(Stored data entries)
--------------------------------

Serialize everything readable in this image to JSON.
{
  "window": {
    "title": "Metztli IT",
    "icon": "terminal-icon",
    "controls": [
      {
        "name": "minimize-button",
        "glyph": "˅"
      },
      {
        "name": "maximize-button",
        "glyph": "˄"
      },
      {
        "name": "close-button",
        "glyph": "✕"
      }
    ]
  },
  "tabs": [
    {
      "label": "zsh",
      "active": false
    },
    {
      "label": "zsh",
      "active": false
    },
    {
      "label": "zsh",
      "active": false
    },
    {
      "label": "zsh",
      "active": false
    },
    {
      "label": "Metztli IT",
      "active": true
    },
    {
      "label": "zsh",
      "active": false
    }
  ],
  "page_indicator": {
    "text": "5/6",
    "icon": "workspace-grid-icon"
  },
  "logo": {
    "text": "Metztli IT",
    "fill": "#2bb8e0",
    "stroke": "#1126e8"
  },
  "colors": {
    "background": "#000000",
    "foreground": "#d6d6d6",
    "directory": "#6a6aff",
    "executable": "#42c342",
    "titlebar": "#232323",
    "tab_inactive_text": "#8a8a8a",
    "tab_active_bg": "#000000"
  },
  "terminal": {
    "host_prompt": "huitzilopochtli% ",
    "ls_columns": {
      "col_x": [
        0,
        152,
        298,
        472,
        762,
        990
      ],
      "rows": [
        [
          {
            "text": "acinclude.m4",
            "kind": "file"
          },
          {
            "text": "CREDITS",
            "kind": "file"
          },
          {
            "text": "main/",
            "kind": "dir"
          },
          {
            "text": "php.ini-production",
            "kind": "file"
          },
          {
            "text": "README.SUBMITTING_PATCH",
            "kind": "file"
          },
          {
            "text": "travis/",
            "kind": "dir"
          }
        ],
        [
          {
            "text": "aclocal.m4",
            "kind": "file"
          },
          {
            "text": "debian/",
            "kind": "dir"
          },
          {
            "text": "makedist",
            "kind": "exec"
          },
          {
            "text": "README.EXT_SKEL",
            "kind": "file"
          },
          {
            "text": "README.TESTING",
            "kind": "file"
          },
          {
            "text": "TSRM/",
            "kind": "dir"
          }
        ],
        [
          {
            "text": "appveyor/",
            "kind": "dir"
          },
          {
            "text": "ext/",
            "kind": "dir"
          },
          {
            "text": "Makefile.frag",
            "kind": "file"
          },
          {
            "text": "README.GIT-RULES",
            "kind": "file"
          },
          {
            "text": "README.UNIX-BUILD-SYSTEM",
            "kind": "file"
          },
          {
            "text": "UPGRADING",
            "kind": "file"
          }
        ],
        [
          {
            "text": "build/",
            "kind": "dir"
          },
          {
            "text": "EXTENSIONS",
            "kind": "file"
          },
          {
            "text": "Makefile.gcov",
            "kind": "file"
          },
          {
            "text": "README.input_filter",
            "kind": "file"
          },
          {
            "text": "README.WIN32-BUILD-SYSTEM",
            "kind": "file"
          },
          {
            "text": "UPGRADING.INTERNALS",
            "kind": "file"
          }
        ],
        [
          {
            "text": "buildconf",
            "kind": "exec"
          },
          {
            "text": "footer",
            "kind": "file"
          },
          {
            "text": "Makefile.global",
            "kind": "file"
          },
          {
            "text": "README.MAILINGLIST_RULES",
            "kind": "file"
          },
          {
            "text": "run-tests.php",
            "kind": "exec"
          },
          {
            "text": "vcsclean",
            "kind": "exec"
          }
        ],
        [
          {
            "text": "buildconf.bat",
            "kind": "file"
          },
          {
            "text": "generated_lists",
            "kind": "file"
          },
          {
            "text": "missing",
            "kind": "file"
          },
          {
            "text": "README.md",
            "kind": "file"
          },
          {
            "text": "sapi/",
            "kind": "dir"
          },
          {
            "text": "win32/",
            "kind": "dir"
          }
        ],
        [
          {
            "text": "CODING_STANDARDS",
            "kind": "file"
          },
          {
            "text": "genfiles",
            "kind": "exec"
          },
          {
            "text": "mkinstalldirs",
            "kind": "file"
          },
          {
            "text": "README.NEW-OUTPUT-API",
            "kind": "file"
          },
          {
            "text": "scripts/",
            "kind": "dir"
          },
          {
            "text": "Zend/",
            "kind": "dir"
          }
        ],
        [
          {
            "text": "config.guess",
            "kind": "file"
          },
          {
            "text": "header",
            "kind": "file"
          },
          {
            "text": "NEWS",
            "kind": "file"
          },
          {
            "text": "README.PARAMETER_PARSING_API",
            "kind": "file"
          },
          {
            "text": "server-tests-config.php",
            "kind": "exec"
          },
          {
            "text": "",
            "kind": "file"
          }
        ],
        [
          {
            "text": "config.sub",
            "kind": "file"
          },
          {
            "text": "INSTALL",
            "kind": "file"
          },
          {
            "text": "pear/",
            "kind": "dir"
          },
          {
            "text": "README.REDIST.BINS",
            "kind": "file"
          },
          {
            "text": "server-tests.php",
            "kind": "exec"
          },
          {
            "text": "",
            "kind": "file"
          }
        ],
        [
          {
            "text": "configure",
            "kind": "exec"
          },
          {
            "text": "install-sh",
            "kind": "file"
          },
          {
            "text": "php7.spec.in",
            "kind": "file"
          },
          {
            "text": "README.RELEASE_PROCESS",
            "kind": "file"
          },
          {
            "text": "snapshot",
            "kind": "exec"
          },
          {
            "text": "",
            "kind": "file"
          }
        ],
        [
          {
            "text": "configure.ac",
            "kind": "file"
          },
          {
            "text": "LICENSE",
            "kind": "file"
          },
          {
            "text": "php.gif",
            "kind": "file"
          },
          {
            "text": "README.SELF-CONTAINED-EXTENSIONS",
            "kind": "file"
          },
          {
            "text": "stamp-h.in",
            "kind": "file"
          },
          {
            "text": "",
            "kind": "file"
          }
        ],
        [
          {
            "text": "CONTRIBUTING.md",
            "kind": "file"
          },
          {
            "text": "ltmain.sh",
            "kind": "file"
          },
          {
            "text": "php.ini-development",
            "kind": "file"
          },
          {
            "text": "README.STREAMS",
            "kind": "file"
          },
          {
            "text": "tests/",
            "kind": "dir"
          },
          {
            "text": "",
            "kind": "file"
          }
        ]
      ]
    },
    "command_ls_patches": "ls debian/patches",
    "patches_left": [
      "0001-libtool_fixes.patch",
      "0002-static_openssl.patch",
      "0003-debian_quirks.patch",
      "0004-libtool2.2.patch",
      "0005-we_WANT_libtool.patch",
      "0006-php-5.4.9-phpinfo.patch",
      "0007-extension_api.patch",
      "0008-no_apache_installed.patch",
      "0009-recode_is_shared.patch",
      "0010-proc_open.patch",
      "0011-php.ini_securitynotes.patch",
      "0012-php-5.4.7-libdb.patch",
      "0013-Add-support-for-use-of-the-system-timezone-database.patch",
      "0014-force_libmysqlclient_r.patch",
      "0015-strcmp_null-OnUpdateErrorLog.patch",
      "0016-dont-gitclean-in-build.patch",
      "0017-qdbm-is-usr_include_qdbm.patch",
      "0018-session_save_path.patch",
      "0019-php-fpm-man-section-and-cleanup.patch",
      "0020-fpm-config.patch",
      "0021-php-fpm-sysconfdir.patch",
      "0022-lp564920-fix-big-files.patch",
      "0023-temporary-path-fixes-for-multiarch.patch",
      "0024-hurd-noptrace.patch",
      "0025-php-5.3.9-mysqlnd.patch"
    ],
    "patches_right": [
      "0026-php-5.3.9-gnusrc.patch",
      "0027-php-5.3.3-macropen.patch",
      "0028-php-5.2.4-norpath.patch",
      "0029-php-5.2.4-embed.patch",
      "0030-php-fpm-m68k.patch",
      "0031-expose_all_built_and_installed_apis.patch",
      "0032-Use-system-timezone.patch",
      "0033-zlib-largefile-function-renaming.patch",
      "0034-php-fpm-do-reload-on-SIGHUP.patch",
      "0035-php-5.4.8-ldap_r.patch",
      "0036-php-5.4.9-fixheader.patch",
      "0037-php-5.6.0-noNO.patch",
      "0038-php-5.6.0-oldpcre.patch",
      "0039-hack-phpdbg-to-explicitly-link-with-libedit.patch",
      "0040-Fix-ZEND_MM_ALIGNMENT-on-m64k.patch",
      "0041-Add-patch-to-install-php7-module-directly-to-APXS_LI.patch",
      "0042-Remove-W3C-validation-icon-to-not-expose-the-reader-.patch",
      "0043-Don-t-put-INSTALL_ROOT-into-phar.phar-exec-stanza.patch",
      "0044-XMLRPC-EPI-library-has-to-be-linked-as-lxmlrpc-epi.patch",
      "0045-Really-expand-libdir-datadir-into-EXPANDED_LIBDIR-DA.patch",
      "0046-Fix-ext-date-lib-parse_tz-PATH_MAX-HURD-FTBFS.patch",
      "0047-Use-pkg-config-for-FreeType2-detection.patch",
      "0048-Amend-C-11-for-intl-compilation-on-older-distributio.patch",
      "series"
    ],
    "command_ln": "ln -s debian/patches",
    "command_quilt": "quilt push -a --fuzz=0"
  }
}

--------------------------------

* [STATED TASK]: Examine the records and pull out every line where the string "into" occurs.

* [FINAL RESULT]:
      "0043-Don-t-put-INSTALL_ROOT-into-phar.phar-exec-stanza.patch",
      "0045-Really-expand-libdir-datadir-into-EXPANDED_LIBDIR-DA.patch",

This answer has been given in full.